Requirement -
Each record below must be returned exactly as shown.

Material to process -

▼

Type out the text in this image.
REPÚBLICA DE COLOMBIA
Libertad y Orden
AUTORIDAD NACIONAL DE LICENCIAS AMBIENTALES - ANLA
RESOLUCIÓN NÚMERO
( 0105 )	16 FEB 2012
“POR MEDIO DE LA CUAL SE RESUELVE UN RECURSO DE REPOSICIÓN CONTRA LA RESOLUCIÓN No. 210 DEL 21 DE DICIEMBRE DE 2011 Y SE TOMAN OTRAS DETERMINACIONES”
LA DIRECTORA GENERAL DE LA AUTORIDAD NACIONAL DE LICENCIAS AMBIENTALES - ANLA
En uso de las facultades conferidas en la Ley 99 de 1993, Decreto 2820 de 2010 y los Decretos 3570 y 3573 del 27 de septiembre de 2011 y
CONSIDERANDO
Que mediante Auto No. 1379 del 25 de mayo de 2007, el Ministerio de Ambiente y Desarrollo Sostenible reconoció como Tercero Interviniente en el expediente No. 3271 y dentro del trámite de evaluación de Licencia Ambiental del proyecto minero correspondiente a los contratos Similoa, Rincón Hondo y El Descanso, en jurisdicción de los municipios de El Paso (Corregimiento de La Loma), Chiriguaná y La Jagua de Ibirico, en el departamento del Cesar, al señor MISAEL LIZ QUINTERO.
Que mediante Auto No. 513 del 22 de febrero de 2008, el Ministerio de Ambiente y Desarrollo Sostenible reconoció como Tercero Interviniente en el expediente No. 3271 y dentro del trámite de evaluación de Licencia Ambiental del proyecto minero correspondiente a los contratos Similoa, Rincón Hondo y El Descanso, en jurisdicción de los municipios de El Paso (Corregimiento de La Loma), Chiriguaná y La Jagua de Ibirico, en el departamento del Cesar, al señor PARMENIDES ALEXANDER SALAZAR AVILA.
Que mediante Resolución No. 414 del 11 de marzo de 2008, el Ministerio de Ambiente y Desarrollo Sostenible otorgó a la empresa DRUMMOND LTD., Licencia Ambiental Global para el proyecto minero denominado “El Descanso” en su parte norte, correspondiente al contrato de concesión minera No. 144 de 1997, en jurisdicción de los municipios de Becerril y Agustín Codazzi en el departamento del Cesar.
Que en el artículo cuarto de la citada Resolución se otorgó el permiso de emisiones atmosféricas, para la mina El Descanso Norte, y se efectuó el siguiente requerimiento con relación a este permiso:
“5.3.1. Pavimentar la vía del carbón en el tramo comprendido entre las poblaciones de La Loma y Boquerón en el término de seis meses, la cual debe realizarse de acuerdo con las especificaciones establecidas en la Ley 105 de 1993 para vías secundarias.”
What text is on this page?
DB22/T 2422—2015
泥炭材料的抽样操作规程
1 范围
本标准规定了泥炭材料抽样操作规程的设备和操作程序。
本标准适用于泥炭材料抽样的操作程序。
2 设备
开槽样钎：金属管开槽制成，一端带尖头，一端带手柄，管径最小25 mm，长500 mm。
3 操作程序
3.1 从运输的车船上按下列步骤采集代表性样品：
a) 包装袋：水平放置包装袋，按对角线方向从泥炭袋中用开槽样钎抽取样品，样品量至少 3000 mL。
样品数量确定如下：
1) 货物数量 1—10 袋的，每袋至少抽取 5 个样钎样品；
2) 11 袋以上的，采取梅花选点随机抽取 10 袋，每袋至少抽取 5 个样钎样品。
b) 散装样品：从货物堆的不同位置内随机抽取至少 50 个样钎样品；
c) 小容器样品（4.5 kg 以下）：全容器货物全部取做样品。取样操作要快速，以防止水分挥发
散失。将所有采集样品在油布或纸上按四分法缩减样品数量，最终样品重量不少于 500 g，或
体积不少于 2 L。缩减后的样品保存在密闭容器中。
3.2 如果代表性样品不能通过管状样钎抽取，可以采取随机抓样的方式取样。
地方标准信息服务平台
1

▲

Output of the exercise -
Type out the text in this image.
REPÚBLICA DE COLOMBIA
Libertad y Orden
AUTORIDAD NACIONAL DE LICENCIAS AMBIENTALES - ANLA
RESOLUCIÓN NÚMERO
( 0105 )	16 FEB 2012
“POR MEDIO DE LA CUAL SE RESUELVE UN RECURSO DE REPOSICIÓN CONTRA LA RESOLUCIÓN No. 210 DEL 21 DE DICIEMBRE DE 2011 Y SE TOMAN OTRAS DETERMINACIONES”
LA DIRECTORA GENERAL DE LA AUTORIDAD NACIONAL DE LICENCIAS AMBIENTALES - ANLA
En uso de las facultades conferidas en la Ley 99 de 1993, Decreto 2820 de 2010 y los Decretos 3570 y 3573 del 27 de septiembre de 2011 y
CONSIDERANDO
Que mediante Auto No. 1379 del 25 de mayo de 2007, el Ministerio de Ambiente y Desarrollo Sostenible reconoció como Tercero Interviniente en el expediente No. 3271 y dentro del trámite de evaluación de Licencia Ambiental del proyecto minero correspondiente a los contratos Similoa, Rincón Hondo y El Descanso, en jurisdicción de los municipios de El Paso (Corregimiento de La Loma), Chiriguaná y La Jagua de Ibirico, en el departamento del Cesar, al señor MISAEL LIZ QUINTERO.
Que mediante Auto No. 513 del 22 de febrero de 2008, el Ministerio de Ambiente y Desarrollo Sostenible reconoció como Tercero Interviniente en el expediente No. 3271 y dentro del trámite de evaluación de Licencia Ambiental del proyecto minero correspondiente a los contratos Similoa, Rincón Hondo y El Descanso, en jurisdicción de los municipios de El Paso (Corregimiento de La Loma), Chiriguaná y La Jagua de Ibirico, en el departamento del Cesar, al señor PARMENIDES ALEXANDER SALAZAR AVILA.
Que mediante Resolución No. 414 del 11 de marzo de 2008, el Ministerio de Ambiente y Desarrollo Sostenible otorgó a la empresa DRUMMOND LTD., Licencia Ambiental Global para el proyecto minero denominado “El Descanso” en su parte norte, correspondiente al contrato de concesión minera No. 144 de 1997, en jurisdicción de los municipios de Becerril y Agustín Codazzi en el departamento del Cesar.
Que en el artículo cuarto de la citada Resolución se otorgó el permiso de emisiones atmosféricas, para la mina El Descanso Norte, y se efectuó el siguiente requerimiento con relación a este permiso:
“5.3.1. Pavimentar la vía del carbón en el tramo comprendido entre las poblaciones de La Loma y Boquerón en el término de seis meses, la cual debe realizarse de acuerdo con las especificaciones establecidas en la Ley 105 de 1993 para vías secundarias.”
What text is on this page?
DB22/T 2422—2015
泥炭材料的抽样操作规程
1 范围
本标准规定了泥炭材料抽样操作规程的设备和操作程序。
本标准适用于泥炭材料抽样的操作程序。
2 设备
开槽样钎：金属管开槽制成，一端带尖头，一端带手柄，管径最小25 mm，长500 mm。
3 操作程序
3.1 从运输的车船上按下列步骤采集代表性样品：
a) 包装袋：水平放置包装袋，按对角线方向从泥炭袋中用开槽样钎抽取样品，样品量至少 3000 mL。
样品数量确定如下：
1) 货物数量 1—10 袋的，每袋至少抽取 5 个样钎样品；
2) 11 袋以上的，采取梅花选点随机抽取 10 袋，每袋至少抽取 5 个样钎样品。
b) 散装样品：从货物堆的不同位置内随机抽取至少 50 个样钎样品；
c) 小容器样品（4.5 kg 以下）：全容器货物全部取做样品。取样操作要快速，以防止水分挥发
散失。将所有采集样品在油布或纸上按四分法缩减样品数量，最终样品重量不少于 500 g，或
体积不少于 2 L。缩减后的样品保存在密闭容器中。
3.2 如果代表性样品不能通过管状样钎抽取，可以采取随机抓样的方式取样。
地方标准信息服务平台
1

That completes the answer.